Dataset items:

------------------------------------------------------------

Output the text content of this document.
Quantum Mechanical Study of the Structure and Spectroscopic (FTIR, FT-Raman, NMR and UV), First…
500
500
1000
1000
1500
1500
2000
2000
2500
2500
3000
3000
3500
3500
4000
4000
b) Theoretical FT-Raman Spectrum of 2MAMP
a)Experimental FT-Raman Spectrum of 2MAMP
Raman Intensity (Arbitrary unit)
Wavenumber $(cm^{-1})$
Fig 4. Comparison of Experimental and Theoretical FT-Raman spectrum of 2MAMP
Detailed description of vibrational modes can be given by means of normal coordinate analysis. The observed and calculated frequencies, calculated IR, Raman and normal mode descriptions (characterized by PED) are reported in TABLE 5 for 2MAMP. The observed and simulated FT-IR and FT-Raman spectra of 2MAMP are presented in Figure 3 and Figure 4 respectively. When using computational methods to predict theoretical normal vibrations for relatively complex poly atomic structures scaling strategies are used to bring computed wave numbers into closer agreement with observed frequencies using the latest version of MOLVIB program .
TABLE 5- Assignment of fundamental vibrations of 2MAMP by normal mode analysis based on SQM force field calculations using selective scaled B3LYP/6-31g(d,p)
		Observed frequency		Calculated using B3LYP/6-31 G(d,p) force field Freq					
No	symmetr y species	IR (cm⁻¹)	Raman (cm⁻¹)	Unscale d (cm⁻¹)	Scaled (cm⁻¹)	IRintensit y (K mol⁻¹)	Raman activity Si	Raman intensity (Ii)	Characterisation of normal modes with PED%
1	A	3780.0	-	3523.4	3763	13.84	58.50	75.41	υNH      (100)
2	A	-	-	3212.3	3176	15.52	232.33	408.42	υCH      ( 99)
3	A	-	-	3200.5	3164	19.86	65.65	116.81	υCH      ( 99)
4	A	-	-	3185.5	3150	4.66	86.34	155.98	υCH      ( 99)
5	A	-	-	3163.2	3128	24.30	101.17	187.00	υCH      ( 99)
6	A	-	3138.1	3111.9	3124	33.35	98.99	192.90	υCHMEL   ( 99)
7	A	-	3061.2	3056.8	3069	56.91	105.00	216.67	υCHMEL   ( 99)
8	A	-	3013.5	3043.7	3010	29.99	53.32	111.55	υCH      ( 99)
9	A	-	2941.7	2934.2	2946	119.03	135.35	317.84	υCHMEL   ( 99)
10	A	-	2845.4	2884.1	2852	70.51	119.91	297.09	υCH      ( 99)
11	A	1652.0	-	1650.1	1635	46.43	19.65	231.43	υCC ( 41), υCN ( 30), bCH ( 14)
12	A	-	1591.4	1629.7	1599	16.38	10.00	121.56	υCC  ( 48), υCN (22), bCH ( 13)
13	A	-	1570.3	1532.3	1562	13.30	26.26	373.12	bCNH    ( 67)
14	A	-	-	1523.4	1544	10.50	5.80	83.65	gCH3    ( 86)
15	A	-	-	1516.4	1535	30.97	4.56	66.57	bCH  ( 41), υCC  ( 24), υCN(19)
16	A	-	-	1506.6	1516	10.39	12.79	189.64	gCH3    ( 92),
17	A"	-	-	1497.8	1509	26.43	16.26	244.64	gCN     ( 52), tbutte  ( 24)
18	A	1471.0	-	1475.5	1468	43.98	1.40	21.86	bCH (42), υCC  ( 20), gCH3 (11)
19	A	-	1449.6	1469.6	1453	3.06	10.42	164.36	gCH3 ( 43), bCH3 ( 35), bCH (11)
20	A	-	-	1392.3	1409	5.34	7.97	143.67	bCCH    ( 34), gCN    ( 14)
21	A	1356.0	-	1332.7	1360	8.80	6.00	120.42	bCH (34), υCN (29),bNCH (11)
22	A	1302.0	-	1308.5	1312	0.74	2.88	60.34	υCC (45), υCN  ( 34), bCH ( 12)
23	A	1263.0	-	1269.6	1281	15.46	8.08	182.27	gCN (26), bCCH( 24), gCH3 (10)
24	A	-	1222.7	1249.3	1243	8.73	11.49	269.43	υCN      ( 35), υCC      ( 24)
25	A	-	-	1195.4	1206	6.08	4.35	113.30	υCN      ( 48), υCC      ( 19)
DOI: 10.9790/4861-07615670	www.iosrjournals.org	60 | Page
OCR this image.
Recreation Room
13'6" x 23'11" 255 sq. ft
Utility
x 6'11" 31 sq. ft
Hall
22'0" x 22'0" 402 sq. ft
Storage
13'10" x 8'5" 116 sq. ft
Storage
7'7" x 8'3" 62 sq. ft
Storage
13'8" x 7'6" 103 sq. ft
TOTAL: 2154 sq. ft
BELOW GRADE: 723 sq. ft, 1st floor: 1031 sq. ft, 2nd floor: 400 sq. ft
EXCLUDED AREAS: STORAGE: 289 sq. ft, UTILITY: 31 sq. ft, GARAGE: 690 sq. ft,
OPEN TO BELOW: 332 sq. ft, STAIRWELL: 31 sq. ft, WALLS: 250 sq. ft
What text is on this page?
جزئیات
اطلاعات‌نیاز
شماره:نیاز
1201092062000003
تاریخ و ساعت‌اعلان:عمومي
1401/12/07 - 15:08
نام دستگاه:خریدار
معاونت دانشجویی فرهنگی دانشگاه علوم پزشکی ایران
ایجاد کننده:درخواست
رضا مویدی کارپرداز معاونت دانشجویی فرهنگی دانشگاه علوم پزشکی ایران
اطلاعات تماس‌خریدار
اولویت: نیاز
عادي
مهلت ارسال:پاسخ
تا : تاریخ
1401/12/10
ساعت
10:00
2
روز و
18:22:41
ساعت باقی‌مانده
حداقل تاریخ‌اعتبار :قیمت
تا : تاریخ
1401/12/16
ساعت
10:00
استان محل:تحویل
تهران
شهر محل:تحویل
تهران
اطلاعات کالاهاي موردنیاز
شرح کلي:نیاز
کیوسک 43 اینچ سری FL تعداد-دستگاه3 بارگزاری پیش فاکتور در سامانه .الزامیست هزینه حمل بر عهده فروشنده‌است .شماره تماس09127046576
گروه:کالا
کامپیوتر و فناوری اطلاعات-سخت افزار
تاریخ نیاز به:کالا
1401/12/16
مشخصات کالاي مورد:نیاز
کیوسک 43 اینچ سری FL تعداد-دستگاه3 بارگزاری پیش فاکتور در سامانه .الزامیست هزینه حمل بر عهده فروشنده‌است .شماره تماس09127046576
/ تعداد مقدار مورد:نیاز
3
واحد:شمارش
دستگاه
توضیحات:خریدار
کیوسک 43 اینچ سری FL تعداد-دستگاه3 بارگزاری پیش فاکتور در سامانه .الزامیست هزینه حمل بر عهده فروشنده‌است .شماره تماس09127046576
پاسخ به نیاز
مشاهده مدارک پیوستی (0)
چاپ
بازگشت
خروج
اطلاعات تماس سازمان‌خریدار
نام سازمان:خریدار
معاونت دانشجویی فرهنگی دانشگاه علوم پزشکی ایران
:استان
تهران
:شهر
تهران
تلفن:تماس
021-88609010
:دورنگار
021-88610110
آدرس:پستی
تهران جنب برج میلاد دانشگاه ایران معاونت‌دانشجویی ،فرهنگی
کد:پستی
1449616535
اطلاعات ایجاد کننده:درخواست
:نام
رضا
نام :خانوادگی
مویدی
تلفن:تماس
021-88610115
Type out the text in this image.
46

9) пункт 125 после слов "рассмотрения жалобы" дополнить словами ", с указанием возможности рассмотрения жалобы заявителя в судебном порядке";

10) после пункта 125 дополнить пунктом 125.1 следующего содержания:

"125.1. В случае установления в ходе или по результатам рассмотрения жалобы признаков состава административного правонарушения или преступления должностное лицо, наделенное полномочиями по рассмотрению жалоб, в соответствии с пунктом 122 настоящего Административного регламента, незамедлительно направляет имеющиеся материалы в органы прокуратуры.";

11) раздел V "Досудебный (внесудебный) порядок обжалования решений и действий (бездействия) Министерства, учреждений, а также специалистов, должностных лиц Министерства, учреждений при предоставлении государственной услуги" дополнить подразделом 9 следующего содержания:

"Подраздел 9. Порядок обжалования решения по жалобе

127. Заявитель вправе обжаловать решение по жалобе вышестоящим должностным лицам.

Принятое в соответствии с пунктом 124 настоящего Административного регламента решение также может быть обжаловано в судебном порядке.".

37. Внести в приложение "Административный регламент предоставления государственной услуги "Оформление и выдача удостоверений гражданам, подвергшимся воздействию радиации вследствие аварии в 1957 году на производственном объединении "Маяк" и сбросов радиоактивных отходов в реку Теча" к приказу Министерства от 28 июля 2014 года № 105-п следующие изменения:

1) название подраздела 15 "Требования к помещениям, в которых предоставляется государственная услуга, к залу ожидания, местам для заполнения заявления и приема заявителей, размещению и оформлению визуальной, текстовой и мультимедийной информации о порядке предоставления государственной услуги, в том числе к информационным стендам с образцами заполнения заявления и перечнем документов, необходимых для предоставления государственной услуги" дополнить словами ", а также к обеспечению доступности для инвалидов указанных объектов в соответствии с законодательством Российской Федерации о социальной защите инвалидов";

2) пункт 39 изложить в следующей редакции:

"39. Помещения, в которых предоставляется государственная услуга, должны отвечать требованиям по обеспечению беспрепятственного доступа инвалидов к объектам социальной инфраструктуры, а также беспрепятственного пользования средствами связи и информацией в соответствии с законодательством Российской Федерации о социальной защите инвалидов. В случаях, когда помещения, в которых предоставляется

------------------------------------------------------------

Your goal:
Pull out all lines of the data with the string "image".

Written reply:
OCR this image.
Type out the text in this image.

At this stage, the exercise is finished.